What you need to do - Copy down the entries verbatim, from the start of the entries up to and including the line containing "velocity-arrow (348, 47, 363, 58)".

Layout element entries

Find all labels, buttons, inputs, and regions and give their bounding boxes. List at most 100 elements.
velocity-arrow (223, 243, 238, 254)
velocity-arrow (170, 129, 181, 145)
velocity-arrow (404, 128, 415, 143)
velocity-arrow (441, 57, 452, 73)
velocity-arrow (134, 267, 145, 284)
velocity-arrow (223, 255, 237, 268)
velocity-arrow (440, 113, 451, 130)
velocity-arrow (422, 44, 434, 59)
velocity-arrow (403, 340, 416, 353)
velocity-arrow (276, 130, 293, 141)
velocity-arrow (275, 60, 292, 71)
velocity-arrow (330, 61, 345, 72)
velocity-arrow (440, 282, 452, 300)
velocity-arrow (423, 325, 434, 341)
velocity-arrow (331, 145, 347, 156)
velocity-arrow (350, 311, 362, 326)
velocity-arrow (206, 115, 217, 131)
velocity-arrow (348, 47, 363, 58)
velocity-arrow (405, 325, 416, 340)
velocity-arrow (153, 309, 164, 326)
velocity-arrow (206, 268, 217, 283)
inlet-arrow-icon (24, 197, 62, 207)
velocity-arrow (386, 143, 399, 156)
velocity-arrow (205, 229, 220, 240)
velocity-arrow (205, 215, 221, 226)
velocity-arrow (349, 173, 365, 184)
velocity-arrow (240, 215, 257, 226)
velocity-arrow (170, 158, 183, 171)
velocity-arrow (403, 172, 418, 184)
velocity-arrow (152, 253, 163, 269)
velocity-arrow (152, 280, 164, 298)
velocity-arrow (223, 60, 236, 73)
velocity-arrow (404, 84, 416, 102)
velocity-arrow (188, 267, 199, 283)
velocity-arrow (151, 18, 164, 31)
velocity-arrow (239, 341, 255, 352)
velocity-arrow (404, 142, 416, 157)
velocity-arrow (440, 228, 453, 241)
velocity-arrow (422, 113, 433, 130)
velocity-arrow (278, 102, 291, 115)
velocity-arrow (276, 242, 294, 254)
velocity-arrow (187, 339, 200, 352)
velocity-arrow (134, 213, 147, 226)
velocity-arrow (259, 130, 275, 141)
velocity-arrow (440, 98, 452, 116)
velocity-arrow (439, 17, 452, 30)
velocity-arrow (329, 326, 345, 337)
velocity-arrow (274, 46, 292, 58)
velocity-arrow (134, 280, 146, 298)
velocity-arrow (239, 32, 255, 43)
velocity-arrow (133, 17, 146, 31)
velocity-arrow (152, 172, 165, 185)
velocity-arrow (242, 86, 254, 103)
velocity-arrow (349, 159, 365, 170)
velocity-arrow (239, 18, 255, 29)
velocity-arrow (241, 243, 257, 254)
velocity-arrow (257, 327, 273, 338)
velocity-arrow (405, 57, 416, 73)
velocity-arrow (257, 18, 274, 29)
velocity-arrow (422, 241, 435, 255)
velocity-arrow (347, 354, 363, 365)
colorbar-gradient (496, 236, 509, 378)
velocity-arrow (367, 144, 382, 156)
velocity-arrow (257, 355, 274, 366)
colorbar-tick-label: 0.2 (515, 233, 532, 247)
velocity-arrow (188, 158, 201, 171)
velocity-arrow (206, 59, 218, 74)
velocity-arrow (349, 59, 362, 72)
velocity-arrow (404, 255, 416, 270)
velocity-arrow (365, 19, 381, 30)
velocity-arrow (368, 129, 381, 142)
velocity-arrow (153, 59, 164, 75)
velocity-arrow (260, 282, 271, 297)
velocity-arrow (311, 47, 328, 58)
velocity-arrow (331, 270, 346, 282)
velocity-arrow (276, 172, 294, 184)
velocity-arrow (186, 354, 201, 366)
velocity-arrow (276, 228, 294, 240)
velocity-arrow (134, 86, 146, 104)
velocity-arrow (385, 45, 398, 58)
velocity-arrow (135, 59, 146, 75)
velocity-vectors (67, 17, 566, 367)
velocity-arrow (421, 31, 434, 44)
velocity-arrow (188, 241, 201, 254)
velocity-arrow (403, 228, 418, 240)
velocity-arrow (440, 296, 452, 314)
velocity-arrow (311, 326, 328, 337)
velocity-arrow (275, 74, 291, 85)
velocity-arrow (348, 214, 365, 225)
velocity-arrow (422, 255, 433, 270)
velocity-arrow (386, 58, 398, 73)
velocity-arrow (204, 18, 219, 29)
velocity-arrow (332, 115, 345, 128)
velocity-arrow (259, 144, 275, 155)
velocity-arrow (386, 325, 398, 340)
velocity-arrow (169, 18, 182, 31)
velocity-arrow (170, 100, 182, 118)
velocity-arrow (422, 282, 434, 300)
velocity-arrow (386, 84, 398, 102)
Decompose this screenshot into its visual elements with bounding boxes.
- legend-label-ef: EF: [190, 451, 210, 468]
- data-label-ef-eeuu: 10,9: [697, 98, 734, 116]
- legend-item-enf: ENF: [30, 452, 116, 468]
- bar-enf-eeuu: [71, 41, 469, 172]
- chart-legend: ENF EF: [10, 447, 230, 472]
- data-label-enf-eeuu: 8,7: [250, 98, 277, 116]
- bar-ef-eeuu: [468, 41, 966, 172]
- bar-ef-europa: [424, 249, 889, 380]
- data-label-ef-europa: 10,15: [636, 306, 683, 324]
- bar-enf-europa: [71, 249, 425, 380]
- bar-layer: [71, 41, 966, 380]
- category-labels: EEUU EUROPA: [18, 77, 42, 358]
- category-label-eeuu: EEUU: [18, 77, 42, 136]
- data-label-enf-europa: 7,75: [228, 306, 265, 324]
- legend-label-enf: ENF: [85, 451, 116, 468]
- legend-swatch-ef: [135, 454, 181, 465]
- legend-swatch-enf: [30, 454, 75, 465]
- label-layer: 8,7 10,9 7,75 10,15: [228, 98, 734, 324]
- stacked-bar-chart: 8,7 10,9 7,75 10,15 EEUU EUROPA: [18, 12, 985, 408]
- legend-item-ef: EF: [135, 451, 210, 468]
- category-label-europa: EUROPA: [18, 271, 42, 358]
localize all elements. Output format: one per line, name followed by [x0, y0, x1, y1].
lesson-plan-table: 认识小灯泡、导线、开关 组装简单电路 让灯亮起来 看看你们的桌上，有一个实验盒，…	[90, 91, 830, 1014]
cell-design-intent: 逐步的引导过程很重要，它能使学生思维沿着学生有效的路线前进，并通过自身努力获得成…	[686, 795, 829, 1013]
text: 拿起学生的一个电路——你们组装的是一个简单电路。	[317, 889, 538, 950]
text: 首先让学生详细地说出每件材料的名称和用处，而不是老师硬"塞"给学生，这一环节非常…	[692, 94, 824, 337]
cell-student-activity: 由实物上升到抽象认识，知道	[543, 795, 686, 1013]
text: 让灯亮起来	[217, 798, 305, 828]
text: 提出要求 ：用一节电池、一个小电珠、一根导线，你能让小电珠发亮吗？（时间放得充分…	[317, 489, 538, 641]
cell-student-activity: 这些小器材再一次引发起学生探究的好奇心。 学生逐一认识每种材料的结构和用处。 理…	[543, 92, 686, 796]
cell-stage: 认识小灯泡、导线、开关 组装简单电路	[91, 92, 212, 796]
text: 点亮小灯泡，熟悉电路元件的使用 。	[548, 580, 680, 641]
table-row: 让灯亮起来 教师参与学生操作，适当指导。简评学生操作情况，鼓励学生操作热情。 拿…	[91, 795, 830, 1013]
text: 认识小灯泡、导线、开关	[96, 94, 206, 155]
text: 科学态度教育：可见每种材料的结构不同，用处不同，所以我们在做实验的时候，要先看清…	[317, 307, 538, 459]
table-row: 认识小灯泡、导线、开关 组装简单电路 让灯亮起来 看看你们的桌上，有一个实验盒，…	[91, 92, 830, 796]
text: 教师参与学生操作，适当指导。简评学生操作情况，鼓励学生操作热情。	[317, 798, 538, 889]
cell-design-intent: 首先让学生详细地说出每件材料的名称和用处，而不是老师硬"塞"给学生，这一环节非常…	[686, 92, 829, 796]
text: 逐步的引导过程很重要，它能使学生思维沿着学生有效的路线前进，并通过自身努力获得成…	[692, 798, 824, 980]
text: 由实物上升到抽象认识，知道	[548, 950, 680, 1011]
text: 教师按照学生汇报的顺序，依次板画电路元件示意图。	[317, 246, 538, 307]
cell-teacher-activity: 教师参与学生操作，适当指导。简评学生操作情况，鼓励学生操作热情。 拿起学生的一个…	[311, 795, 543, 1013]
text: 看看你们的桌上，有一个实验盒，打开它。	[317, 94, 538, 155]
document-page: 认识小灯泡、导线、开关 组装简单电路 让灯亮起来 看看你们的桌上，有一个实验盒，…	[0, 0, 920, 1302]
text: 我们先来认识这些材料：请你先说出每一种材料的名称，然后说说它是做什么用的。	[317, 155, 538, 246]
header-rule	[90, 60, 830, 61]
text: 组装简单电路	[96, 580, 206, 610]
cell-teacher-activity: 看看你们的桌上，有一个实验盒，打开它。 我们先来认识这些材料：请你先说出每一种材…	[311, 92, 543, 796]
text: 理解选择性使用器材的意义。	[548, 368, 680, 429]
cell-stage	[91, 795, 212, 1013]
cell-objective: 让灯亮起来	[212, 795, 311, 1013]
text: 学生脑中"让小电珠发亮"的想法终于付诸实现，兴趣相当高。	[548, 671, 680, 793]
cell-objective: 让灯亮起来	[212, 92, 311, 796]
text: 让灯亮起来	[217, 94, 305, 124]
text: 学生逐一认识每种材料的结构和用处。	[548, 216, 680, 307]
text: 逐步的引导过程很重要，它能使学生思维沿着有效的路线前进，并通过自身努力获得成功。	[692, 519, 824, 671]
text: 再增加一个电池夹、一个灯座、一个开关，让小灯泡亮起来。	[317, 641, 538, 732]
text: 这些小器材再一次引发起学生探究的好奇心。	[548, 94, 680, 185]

Correct result -
Find all labels, buttons, inputs, and regions and give their bounding boxes. List at most 100 elements.
velocity-arrow (223, 243, 238, 254)
velocity-arrow (170, 129, 181, 145)
velocity-arrow (404, 128, 415, 143)
velocity-arrow (441, 57, 452, 73)
velocity-arrow (134, 267, 145, 284)
velocity-arrow (223, 255, 237, 268)
velocity-arrow (440, 113, 451, 130)
velocity-arrow (422, 44, 434, 59)
velocity-arrow (403, 340, 416, 353)
velocity-arrow (276, 130, 293, 141)
velocity-arrow (275, 60, 292, 71)
velocity-arrow (330, 61, 345, 72)
velocity-arrow (440, 282, 452, 300)
velocity-arrow (423, 325, 434, 341)
velocity-arrow (331, 145, 347, 156)
velocity-arrow (350, 311, 362, 326)
velocity-arrow (206, 115, 217, 131)
velocity-arrow (348, 47, 363, 58)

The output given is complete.